Problem to work on — For every line in the records that has the word "JSON", make a copy.

(Rows from a figure dataset)
(begin)

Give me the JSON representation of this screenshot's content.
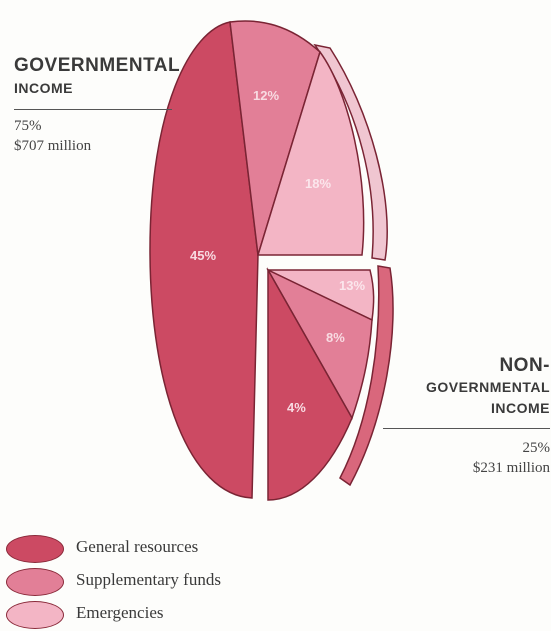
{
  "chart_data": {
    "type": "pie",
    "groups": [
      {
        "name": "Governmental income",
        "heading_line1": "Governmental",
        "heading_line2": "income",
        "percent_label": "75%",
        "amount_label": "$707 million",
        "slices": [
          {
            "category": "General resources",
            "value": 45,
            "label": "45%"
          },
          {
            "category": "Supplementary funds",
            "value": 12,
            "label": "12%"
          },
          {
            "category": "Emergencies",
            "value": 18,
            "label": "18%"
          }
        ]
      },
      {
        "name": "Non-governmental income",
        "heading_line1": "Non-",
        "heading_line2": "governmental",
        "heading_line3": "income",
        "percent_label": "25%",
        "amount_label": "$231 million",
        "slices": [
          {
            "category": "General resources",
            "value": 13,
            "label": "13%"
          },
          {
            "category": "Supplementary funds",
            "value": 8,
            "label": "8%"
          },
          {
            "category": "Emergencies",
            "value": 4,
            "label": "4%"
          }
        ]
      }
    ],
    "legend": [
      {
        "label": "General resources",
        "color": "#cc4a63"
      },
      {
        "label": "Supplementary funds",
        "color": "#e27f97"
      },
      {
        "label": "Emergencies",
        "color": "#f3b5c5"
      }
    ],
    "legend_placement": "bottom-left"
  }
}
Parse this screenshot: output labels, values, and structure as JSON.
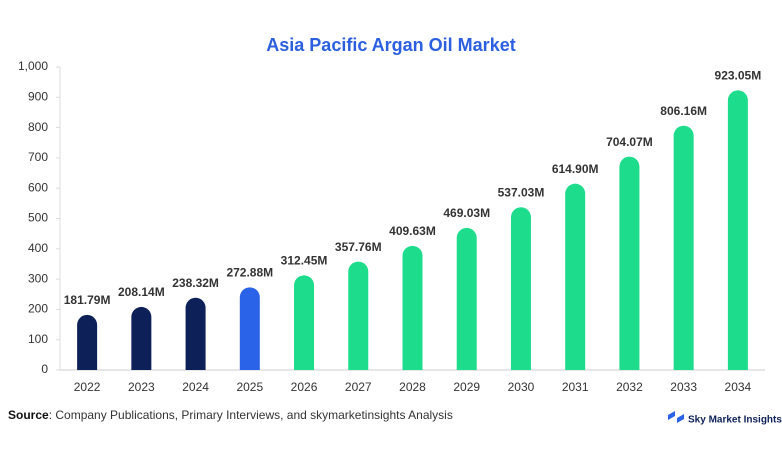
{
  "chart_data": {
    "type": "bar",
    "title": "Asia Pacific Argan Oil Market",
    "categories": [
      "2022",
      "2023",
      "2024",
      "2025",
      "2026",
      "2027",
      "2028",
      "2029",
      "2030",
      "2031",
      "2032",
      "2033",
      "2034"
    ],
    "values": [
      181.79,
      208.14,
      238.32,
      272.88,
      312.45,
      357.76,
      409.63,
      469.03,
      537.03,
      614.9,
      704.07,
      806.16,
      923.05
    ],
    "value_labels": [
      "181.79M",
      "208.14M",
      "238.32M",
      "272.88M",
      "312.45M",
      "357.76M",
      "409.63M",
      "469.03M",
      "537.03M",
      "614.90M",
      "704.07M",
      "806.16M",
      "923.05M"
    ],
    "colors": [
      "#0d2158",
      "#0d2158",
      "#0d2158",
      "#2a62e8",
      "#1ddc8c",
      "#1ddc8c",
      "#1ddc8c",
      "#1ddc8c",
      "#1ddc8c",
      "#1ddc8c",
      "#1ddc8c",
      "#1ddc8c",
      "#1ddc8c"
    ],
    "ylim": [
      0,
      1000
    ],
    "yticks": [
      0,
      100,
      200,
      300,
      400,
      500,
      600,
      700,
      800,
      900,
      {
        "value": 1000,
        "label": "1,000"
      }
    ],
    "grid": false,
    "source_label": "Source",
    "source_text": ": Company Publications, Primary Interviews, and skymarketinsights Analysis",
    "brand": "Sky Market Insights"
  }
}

(end)
(begin)

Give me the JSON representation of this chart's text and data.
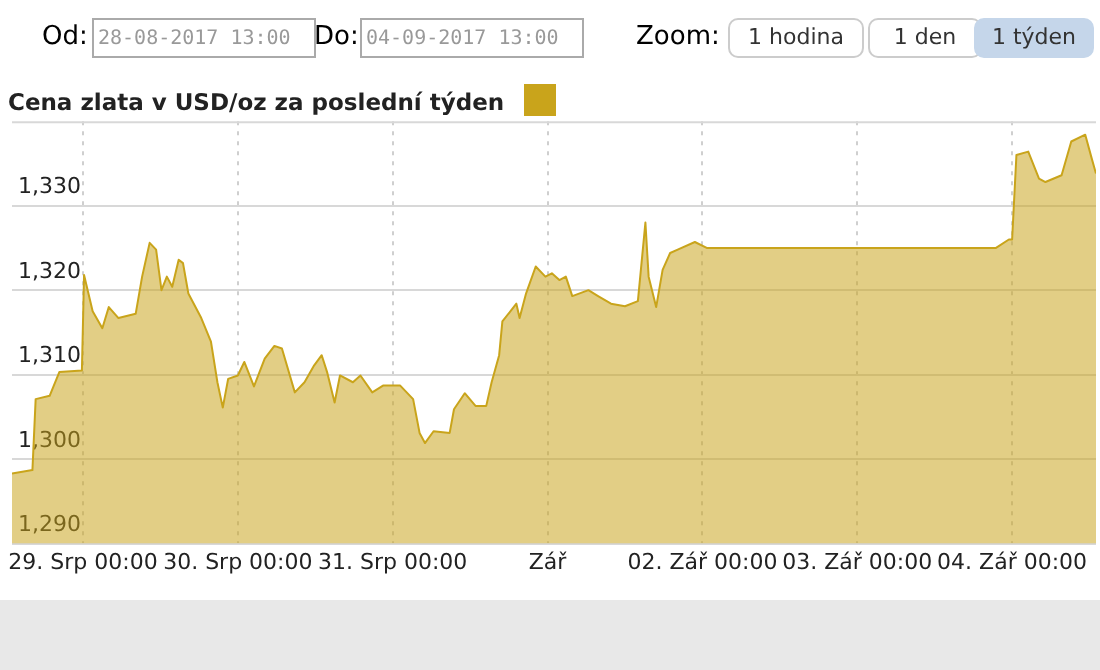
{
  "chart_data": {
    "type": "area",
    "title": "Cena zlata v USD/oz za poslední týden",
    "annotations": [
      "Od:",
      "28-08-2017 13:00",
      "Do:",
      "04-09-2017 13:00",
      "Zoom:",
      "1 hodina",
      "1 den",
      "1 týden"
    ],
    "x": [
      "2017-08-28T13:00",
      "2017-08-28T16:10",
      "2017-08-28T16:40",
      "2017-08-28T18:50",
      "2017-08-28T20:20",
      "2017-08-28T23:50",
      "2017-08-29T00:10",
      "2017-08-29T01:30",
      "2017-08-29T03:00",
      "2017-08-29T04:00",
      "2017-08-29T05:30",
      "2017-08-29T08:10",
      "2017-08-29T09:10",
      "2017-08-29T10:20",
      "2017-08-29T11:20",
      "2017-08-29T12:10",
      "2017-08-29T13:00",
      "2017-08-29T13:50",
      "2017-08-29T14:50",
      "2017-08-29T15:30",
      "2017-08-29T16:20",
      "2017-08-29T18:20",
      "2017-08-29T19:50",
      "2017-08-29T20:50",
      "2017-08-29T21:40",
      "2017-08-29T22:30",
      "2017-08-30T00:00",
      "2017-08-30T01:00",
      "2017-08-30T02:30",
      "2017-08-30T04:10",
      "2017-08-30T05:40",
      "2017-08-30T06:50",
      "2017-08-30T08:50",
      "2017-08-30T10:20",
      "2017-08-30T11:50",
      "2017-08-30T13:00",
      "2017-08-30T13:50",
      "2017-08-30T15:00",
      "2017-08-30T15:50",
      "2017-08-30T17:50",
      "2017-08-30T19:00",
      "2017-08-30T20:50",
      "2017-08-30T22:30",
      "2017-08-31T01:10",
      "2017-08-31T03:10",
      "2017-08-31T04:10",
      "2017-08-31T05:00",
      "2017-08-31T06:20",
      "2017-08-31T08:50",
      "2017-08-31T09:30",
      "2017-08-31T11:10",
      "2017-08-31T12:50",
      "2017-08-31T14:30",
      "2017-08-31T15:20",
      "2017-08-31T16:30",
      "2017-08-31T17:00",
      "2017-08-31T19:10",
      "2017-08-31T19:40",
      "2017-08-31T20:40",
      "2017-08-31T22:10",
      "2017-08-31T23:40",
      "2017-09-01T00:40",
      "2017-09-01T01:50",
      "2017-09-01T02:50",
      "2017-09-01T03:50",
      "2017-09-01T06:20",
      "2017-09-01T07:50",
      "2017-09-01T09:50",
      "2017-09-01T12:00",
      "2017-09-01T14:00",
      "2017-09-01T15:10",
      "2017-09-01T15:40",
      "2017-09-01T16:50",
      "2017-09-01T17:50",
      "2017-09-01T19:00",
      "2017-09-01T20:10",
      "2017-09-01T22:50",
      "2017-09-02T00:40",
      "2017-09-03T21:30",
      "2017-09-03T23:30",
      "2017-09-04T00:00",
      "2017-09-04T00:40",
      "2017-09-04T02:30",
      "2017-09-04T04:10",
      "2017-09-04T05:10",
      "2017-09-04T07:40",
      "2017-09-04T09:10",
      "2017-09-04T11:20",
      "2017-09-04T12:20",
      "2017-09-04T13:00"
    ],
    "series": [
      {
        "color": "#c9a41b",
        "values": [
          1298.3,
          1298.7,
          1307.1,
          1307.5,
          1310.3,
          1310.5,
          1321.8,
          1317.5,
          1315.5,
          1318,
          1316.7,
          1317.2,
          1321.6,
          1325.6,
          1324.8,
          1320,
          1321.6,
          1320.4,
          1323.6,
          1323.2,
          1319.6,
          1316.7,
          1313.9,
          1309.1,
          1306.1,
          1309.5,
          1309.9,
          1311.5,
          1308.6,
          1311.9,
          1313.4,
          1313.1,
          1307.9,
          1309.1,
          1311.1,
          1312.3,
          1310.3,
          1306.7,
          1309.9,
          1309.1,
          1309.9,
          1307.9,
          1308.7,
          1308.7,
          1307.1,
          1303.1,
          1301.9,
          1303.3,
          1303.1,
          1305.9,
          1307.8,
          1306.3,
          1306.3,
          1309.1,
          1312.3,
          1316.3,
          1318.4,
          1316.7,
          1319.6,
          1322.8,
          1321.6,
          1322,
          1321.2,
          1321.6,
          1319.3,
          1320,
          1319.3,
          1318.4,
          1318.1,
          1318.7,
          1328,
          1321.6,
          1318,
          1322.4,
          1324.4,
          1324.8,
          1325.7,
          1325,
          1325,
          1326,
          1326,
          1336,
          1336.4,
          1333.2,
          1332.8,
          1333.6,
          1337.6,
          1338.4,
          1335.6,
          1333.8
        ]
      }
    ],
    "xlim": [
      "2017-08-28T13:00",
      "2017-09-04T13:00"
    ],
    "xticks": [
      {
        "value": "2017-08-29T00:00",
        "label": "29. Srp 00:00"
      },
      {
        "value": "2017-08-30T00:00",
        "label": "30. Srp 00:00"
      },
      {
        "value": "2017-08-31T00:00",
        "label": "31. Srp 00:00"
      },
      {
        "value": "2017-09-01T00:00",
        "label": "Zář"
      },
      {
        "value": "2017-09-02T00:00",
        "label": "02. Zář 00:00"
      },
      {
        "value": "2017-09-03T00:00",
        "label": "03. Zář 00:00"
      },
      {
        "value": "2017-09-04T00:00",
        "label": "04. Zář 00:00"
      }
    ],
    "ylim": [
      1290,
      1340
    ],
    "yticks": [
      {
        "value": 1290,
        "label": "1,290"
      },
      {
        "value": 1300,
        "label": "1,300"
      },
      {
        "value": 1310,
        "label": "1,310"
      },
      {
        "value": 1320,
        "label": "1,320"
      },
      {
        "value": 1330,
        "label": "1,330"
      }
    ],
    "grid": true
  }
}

(end)

Expected answer —
Give me the JSON representation of this screenshot's content.
Parse this screenshot: output labels, values, and structure as JSON.
Give me the JSON representation of this chart's text and data.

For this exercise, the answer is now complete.